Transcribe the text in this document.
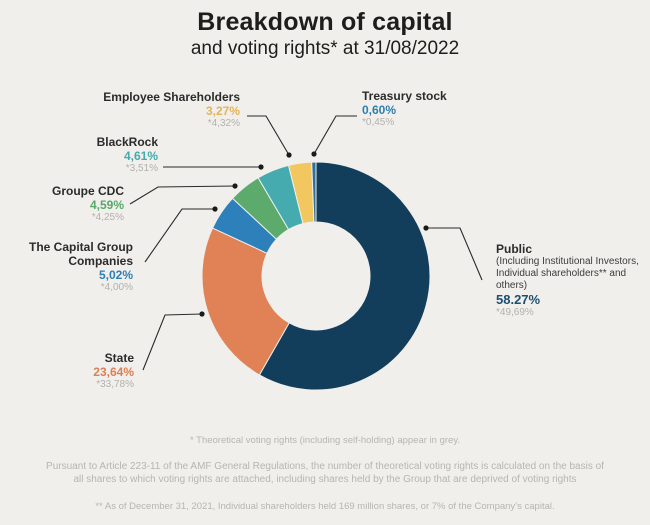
Breakdown of capital
and voting rights* at 31/08/2022
Employee Shareholders
3,27%
*4,32%
Treasury stock
0,60%
*0,45%
BlackRock
4,61%
*3,51%
Groupe CDC
4,59%
*4,25%
The Capital Group Companies
5,02%
*4,00%
State
23,64%
*33,78%
Public
(Including Institutional Investors, Individual shareholders** and others)
58.27%
*49,69%
* Theoretical voting rights (including self-holding) appear in grey.
Pursuant to Article 223-11 of the AMF General Regulations, the number of theoretical voting rights is calculated on the basis of all shares to which voting rights are attached, including shares held by the Group that are deprived of voting rights
** As of December 31, 2021, Individual shareholders held 169 million shares, or 7% of the Company’s capital.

* **THE EXERCISE**: Copy the data word for word. Pictures do not go in the copy.

* **SOLUTION**:
Transcribe the text in this document.
Breakdown of capital
and voting rights* at 31/08/2022
Employee Shareholders
3,27%
*4,32%
Treasury stock
0,60%
*0,45%
BlackRock
4,61%
*3,51%
Groupe CDC
4,59%
*4,25%
The Capital Group Companies
5,02%
*4,00%
State
23,64%
*33,78%
Public
(Including Institutional Investors, Individual shareholders** and others)
58.27%
*49,69%
* Theoretical voting rights (including self-holding) appear in grey.
Pursuant to Article 223-11 of the AMF General Regulations, the number of theoretical voting rights is calculated on the basis of all shares to which voting rights are attached, including shares held by the Group that are deprived of voting rights
** As of December 31, 2021, Individual shareholders held 169 million shares, or 7% of the Company’s capital.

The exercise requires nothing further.